■ Task material:
--- Start ---

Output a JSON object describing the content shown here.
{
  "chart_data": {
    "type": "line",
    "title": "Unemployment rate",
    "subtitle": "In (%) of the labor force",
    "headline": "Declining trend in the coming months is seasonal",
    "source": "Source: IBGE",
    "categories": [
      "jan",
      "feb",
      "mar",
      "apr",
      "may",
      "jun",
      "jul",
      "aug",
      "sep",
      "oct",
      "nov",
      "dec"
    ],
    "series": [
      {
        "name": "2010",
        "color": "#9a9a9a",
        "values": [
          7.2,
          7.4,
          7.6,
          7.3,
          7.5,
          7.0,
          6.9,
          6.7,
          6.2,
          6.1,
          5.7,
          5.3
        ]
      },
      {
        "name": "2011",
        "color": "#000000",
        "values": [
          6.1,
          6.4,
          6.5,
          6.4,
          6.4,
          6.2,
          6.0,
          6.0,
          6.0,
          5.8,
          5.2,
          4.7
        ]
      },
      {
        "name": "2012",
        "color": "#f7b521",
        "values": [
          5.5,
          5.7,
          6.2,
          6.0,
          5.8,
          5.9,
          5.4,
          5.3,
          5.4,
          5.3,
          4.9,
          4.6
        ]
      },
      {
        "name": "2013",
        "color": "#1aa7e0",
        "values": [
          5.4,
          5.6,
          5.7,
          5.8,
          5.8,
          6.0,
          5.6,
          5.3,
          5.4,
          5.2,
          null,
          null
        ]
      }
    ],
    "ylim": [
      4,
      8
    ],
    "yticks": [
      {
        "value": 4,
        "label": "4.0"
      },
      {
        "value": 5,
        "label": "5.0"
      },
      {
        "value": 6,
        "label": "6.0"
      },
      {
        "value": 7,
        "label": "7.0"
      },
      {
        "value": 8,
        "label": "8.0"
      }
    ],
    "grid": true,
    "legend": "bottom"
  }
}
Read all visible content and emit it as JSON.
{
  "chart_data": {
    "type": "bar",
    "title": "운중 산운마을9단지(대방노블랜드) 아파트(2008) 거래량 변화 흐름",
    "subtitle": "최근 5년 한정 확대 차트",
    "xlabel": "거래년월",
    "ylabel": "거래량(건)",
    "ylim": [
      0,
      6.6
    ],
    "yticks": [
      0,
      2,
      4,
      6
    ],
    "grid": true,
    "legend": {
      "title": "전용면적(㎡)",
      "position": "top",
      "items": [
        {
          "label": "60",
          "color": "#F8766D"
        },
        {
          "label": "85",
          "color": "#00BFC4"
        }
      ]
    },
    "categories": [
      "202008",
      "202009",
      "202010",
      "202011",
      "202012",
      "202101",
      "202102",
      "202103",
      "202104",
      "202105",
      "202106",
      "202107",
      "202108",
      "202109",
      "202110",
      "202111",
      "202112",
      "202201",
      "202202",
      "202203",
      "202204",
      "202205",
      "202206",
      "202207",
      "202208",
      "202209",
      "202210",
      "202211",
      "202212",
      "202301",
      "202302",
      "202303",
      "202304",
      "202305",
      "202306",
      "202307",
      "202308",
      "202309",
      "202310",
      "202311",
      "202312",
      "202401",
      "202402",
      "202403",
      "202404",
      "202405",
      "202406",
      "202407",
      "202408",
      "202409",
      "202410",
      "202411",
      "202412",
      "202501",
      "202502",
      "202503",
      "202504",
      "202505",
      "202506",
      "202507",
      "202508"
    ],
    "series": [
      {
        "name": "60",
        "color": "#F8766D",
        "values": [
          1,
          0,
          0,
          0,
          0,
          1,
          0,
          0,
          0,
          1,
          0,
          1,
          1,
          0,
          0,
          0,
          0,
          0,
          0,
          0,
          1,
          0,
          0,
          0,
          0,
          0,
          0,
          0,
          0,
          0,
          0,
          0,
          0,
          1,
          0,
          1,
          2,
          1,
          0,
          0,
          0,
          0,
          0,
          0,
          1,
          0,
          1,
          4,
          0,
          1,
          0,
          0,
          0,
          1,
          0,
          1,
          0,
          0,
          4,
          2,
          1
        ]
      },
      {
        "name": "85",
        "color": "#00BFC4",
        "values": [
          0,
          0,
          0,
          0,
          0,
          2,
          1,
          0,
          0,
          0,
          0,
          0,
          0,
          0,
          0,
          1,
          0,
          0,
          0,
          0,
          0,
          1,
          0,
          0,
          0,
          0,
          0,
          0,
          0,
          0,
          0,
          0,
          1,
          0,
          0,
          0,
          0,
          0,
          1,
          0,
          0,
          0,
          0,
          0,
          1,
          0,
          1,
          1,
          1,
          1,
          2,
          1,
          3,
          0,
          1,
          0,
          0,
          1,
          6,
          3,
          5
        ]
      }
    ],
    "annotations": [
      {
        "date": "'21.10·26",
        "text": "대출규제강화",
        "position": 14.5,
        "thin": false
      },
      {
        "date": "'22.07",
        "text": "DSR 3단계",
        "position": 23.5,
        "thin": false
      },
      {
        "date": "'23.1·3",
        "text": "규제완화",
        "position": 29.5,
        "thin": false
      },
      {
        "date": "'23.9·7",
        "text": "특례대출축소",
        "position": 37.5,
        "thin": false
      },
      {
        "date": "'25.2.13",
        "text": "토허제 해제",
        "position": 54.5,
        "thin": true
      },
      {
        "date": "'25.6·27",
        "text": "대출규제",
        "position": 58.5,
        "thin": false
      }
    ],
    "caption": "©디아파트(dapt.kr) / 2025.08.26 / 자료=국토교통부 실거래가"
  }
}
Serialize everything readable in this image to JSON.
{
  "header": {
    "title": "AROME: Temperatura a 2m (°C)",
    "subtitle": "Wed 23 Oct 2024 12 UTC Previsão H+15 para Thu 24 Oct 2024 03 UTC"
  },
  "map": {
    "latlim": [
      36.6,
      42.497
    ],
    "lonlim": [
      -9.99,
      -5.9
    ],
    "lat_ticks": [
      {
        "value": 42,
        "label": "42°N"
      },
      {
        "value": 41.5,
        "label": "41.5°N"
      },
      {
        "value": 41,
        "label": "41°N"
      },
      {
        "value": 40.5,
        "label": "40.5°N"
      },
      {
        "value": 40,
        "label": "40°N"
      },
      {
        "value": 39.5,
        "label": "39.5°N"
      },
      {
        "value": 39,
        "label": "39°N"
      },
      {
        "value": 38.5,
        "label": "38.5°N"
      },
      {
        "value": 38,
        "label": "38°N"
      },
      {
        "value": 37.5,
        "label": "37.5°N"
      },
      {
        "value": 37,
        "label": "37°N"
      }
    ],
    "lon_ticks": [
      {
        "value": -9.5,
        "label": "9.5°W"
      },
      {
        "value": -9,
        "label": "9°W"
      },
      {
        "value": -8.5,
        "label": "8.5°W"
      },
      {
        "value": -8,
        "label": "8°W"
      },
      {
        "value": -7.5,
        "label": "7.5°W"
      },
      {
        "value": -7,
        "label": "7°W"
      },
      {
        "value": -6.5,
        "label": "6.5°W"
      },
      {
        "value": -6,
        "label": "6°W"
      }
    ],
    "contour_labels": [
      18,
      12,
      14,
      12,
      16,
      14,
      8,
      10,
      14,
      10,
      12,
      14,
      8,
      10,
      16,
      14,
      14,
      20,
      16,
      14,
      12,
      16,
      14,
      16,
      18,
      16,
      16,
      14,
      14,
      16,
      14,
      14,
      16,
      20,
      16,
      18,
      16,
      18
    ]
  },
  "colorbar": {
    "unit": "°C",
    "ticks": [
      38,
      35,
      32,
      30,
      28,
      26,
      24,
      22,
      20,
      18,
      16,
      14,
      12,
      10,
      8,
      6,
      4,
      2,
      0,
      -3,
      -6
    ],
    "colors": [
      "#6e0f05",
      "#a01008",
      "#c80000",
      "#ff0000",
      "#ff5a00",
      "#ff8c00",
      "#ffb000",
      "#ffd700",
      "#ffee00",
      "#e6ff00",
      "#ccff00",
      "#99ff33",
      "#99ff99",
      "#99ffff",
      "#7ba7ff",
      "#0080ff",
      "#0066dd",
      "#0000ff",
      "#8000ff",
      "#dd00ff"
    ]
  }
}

--- End ---

■ Exercise details: Copy the lines from the entries above in which the word "subtitle" appears.

■ Task result:
    "subtitle": "In (%) of the labor force",
    "subtitle": "최근 5년 한정 확대 차트",
    "subtitle": "Wed 23 Oct 2024 12 UTC Previsão H+15 para Thu 24 Oct 2024 03 UTC"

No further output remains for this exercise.